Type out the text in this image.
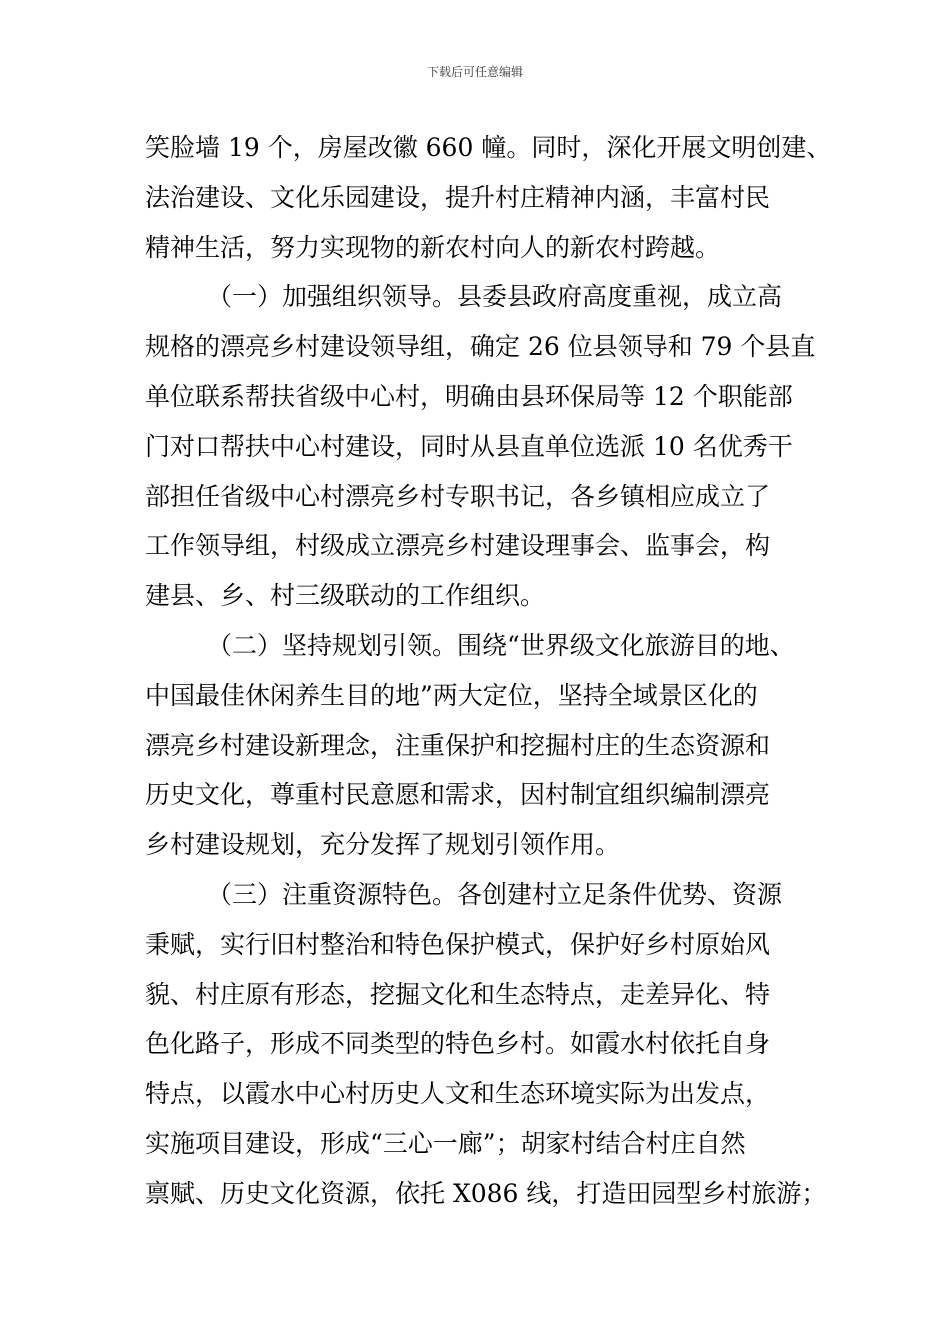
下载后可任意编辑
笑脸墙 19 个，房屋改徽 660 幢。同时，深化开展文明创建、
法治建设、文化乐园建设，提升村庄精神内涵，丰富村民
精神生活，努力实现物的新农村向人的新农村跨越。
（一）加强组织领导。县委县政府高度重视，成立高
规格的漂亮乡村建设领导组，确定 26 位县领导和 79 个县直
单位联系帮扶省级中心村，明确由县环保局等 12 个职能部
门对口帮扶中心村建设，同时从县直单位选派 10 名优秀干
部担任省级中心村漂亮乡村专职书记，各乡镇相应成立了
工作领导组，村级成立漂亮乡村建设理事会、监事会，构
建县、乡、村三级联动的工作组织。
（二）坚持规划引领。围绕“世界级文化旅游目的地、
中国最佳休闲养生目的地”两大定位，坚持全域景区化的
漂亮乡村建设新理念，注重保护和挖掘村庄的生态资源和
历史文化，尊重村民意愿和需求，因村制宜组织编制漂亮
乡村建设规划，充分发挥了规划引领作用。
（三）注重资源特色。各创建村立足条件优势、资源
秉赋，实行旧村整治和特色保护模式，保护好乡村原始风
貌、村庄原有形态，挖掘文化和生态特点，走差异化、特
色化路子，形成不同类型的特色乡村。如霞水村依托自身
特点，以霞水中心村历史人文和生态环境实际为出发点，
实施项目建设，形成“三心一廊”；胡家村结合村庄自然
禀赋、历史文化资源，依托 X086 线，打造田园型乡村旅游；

* [Work to be completed]:
Go back to the records above and write them out exactly, without the pictures.

* [Response to this task]:
Type out the text in this image.
下载后可任意编辑
笑脸墙 19 个，房屋改徽 660 幢。同时，深化开展文明创建、
法治建设、文化乐园建设，提升村庄精神内涵，丰富村民
精神生活，努力实现物的新农村向人的新农村跨越。
（一）加强组织领导。县委县政府高度重视，成立高
规格的漂亮乡村建设领导组，确定 26 位县领导和 79 个县直
单位联系帮扶省级中心村，明确由县环保局等 12 个职能部
门对口帮扶中心村建设，同时从县直单位选派 10 名优秀干
部担任省级中心村漂亮乡村专职书记，各乡镇相应成立了
工作领导组，村级成立漂亮乡村建设理事会、监事会，构
建县、乡、村三级联动的工作组织。
（二）坚持规划引领。围绕“世界级文化旅游目的地、
中国最佳休闲养生目的地”两大定位，坚持全域景区化的
漂亮乡村建设新理念，注重保护和挖掘村庄的生态资源和
历史文化，尊重村民意愿和需求，因村制宜组织编制漂亮
乡村建设规划，充分发挥了规划引领作用。
（三）注重资源特色。各创建村立足条件优势、资源
秉赋，实行旧村整治和特色保护模式，保护好乡村原始风
貌、村庄原有形态，挖掘文化和生态特点，走差异化、特
色化路子，形成不同类型的特色乡村。如霞水村依托自身
特点，以霞水中心村历史人文和生态环境实际为出发点，
实施项目建设，形成“三心一廊”；胡家村结合村庄自然
禀赋、历史文化资源，依托 X086 线，打造田园型乡村旅游；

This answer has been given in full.